*Requirements*
Copy each line below without leaving any out.

----- Records to process

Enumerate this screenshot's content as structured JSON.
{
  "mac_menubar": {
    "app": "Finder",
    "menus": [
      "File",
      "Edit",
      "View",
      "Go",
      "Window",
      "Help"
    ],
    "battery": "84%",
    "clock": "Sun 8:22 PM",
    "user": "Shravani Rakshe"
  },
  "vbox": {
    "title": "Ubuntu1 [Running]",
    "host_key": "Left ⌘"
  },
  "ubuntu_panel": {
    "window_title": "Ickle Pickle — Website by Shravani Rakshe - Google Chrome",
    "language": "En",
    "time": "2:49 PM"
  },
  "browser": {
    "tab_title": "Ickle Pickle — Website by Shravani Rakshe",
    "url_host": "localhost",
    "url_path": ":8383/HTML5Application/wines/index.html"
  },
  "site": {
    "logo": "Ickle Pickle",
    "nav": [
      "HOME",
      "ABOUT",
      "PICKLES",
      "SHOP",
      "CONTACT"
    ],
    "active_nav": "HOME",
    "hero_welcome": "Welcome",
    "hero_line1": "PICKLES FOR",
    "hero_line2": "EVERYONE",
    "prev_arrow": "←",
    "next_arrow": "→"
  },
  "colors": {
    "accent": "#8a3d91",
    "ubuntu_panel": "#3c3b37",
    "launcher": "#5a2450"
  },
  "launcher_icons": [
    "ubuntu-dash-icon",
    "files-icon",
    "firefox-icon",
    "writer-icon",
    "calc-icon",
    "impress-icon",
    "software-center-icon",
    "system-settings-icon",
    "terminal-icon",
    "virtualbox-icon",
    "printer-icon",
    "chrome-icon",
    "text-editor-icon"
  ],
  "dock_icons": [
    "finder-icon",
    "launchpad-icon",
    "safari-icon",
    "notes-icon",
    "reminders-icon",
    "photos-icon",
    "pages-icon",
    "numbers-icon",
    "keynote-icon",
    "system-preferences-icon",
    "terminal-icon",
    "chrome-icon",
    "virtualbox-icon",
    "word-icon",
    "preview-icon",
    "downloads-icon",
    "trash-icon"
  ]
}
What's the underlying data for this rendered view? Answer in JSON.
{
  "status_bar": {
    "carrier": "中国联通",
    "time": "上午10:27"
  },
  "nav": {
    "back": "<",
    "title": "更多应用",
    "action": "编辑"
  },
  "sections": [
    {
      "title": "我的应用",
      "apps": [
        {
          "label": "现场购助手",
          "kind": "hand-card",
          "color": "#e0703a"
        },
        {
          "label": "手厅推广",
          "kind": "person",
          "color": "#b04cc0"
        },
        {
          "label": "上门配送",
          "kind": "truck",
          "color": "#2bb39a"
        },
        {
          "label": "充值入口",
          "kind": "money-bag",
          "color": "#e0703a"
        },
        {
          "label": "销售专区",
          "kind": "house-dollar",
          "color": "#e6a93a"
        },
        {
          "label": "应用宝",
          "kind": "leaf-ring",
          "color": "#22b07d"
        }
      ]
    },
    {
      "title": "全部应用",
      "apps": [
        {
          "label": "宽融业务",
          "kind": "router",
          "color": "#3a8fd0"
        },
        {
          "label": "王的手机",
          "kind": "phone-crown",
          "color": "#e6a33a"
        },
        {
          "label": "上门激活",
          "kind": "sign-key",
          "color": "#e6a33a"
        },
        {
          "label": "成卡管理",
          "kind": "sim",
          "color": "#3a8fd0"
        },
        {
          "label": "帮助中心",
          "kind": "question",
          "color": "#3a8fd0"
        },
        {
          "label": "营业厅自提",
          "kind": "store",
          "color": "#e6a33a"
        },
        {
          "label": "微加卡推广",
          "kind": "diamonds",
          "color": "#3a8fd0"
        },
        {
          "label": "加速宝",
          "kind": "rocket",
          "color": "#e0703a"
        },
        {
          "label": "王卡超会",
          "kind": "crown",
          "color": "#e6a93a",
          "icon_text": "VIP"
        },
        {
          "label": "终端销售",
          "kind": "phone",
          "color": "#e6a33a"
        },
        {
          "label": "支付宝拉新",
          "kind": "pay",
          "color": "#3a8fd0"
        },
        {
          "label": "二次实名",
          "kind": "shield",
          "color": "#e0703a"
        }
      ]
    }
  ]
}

----------

*Exercise result*
Enumerate this screenshot's content as structured JSON.
{
  "mac_menubar": {
    "app": "Finder",
    "menus": [
      "File",
      "Edit",
      "View",
      "Go",
      "Window",
      "Help"
    ],
    "battery": "84%",
    "clock": "Sun 8:22 PM",
    "user": "Shravani Rakshe"
  },
  "vbox": {
    "title": "Ubuntu1 [Running]",
    "host_key": "Left ⌘"
  },
  "ubuntu_panel": {
    "window_title": "Ickle Pickle — Website by Shravani Rakshe - Google Chrome",
    "language": "En",
    "time": "2:49 PM"
  },
  "browser": {
    "tab_title": "Ickle Pickle — Website by Shravani Rakshe",
    "url_host": "localhost",
    "url_path": ":8383/HTML5Application/wines/index.html"
  },
  "site": {
    "logo": "Ickle Pickle",
    "nav": [
      "HOME",
      "ABOUT",
      "PICKLES",
      "SHOP",
      "CONTACT"
    ],
    "active_nav": "HOME",
    "hero_welcome": "Welcome",
    "hero_line1": "PICKLES FOR",
    "hero_line2": "EVERYONE",
    "prev_arrow": "←",
    "next_arrow": "→"
  },
  "colors": {
    "accent": "#8a3d91",
    "ubuntu_panel": "#3c3b37",
    "launcher": "#5a2450"
  },
  "launcher_icons": [
    "ubuntu-dash-icon",
    "files-icon",
    "firefox-icon",
    "writer-icon",
    "calc-icon",
    "impress-icon",
    "software-center-icon",
    "system-settings-icon",
    "terminal-icon",
    "virtualbox-icon",
    "printer-icon",
    "chrome-icon",
    "text-editor-icon"
  ],
  "dock_icons": [
    "finder-icon",
    "launchpad-icon",
    "safari-icon",
    "notes-icon",
    "reminders-icon",
    "photos-icon",
    "pages-icon",
    "numbers-icon",
    "keynote-icon",
    "system-preferences-icon",
    "terminal-icon",
    "chrome-icon",
    "virtualbox-icon",
    "word-icon",
    "preview-icon",
    "downloads-icon",
    "trash-icon"
  ]
}
What's the underlying data for this rendered view? Answer in JSON.
{
  "status_bar": {
    "carrier": "中国联通",
    "time": "上午10:27"
  },
  "nav": {
    "back": "<",
    "title": "更多应用",
    "action": "编辑"
  },
  "sections": [
    {
      "title": "我的应用",
      "apps": [
        {
          "label": "现场购助手",
          "kind": "hand-card",
          "color": "#e0703a"
        },
        {
          "label": "手厅推广",
          "kind": "person",
          "color": "#b04cc0"
        },
        {
          "label": "上门配送",
          "kind": "truck",
          "color": "#2bb39a"
        },
        {
          "label": "充值入口",
          "kind": "money-bag",
          "color": "#e0703a"
        },
        {
          "label": "销售专区",
          "kind": "house-dollar",
          "color": "#e6a93a"
        },
        {
          "label": "应用宝",
          "kind": "leaf-ring",
          "color": "#22b07d"
        }
      ]
    },
    {
      "title": "全部应用",
      "apps": [
        {
          "label": "宽融业务",
          "kind": "router",
          "color": "#3a8fd0"
        },
        {
          "label": "王的手机",
          "kind": "phone-crown",
          "color": "#e6a33a"
        },
        {
          "label": "上门激活",
          "kind": "sign-key",
          "color": "#e6a33a"
        },
        {
          "label": "成卡管理",
          "kind": "sim",
          "color": "#3a8fd0"
        },
        {
          "label": "帮助中心",
          "kind": "question",
          "color": "#3a8fd0"
        },
        {
          "label": "营业厅自提",
          "kind": "store",
          "color": "#e6a33a"
        },
        {
          "label": "微加卡推广",
          "kind": "diamonds",
          "color": "#3a8fd0"
        },
        {
          "label": "加速宝",
          "kind": "rocket",
          "color": "#e0703a"
        },
        {
          "label": "王卡超会",
          "kind": "crown",
          "color": "#e6a93a",
          "icon_text": "VIP"
        },
        {
          "label": "终端销售",
          "kind": "phone",
          "color": "#e6a33a"
        },
        {
          "label": "支付宝拉新",
          "kind": "pay",
          "color": "#3a8fd0"
        },
        {
          "label": "二次实名",
          "kind": "shield",
          "color": "#e0703a"
        }
      ]
    }
  ]
}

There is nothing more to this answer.